### GOAL
Copy every line of the records below that holds the word "window".

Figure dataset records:

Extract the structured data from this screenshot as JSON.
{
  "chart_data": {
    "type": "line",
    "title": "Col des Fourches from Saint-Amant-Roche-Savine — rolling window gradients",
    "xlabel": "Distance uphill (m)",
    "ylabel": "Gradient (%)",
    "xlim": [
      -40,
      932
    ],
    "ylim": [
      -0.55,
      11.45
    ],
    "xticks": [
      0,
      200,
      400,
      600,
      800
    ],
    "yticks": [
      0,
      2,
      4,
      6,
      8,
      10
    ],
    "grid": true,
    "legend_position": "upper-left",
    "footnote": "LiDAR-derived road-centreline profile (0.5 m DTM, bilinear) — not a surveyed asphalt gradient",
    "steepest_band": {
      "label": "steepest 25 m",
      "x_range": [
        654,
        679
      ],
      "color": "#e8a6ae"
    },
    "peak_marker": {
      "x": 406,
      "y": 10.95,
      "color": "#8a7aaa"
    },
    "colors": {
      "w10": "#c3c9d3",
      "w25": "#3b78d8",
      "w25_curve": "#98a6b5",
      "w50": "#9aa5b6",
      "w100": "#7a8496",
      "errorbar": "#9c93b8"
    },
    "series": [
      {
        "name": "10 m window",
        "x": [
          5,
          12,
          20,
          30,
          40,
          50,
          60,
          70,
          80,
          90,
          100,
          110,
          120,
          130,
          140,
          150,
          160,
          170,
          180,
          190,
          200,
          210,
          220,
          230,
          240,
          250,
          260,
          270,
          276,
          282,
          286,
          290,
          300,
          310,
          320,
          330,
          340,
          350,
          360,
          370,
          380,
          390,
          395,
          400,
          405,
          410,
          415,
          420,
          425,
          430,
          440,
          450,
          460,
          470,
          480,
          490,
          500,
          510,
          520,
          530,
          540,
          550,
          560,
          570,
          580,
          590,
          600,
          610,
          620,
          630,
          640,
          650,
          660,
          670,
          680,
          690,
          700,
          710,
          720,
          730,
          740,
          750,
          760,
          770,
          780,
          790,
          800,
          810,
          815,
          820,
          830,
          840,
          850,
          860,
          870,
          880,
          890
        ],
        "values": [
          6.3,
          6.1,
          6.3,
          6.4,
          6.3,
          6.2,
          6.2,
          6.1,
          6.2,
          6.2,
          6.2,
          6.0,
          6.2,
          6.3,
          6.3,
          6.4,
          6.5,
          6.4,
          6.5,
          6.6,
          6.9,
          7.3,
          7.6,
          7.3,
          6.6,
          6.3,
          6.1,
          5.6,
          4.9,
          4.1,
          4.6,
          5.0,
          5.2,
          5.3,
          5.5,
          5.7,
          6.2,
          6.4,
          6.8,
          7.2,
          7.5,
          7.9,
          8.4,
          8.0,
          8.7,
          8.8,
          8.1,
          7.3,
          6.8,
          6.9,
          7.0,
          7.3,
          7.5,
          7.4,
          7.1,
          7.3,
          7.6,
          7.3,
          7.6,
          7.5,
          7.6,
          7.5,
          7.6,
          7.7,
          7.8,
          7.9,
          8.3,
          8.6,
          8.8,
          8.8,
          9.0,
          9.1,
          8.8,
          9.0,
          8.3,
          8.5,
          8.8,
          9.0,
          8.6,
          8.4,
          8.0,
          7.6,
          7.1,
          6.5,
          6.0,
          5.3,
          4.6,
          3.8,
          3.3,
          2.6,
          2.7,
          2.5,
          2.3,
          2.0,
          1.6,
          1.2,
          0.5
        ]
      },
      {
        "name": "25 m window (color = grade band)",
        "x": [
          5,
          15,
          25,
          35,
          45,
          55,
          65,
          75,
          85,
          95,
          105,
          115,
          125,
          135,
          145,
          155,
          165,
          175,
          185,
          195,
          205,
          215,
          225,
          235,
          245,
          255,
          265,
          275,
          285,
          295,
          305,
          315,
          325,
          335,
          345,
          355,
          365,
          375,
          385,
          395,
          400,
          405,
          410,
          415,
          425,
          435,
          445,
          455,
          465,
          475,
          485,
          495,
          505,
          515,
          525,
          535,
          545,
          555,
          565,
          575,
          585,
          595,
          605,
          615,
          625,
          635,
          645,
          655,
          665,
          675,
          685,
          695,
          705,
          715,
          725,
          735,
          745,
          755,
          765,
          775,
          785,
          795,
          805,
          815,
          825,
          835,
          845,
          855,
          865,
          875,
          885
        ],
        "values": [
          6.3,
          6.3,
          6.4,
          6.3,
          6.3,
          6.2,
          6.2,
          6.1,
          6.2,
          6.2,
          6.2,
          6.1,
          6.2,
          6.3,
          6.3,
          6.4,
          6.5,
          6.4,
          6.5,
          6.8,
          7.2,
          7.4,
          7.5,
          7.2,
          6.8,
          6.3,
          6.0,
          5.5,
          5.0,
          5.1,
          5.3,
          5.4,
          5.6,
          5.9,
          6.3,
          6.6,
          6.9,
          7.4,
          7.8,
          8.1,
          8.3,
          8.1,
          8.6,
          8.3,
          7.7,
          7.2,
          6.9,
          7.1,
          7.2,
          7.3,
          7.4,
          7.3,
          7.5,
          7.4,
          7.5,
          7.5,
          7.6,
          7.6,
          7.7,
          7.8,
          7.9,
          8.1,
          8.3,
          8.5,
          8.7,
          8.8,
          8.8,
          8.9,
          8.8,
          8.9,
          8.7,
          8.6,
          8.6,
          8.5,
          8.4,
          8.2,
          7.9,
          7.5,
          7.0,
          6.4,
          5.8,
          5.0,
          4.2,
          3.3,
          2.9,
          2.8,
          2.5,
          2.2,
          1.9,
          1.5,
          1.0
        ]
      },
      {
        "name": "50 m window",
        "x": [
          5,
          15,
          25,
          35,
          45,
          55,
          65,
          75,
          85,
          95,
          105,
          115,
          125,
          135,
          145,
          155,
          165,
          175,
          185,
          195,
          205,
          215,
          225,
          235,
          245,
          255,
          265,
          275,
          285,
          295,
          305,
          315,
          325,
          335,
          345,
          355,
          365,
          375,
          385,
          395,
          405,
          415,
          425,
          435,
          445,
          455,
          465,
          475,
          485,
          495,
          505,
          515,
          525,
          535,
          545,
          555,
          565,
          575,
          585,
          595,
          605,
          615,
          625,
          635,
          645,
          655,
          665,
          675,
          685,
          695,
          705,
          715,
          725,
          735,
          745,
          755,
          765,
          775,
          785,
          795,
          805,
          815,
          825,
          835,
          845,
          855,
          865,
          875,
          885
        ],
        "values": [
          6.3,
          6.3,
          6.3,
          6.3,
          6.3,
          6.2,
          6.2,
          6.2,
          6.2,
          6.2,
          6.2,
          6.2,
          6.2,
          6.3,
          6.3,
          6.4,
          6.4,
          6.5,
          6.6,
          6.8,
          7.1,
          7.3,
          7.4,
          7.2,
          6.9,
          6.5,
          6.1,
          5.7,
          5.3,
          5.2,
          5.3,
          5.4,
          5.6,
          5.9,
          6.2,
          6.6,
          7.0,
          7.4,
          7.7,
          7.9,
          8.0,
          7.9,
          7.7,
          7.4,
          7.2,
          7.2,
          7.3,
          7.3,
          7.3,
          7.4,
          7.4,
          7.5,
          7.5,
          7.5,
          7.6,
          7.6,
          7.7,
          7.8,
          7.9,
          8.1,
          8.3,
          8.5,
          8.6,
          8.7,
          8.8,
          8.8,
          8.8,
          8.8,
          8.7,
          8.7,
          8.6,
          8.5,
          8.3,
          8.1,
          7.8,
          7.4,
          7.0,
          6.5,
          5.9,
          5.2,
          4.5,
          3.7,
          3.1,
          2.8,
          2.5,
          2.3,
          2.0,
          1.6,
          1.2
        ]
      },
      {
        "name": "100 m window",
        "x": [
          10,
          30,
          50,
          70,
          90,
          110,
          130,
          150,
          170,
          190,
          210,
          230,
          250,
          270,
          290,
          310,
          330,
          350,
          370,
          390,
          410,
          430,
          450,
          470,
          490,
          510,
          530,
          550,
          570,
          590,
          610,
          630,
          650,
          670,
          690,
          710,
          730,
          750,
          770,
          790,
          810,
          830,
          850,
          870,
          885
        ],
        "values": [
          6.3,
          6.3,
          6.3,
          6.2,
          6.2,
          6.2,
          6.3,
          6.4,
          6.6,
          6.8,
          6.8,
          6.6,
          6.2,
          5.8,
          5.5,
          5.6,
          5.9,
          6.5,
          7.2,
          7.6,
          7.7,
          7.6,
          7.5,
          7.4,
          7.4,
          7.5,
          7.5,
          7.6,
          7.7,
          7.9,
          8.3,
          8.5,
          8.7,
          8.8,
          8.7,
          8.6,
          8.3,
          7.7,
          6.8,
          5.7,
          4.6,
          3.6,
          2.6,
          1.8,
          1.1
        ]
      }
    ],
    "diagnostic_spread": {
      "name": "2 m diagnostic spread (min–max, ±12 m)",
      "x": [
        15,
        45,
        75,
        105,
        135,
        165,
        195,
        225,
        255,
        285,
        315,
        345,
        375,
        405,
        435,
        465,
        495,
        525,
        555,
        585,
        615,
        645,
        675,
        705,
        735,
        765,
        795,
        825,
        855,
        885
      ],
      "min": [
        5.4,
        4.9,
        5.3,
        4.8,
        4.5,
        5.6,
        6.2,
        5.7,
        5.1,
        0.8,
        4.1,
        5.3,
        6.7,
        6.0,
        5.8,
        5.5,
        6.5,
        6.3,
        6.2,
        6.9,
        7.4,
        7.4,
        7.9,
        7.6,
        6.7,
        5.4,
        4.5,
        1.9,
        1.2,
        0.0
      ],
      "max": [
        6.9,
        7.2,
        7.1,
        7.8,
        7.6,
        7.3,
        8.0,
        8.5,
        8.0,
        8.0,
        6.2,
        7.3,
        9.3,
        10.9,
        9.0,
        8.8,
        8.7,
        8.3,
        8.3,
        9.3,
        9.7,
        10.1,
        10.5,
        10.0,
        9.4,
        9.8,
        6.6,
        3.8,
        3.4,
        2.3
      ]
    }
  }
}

### RESULT OF THIS TASK
    "title": "Col des Fourches from Saint-Amant-Roche-Savine — rolling window gradients",
        "name": "10 m window",
        "name": "25 m window (color = grade band)",
        "name": "50 m window",
        "name": "100 m window",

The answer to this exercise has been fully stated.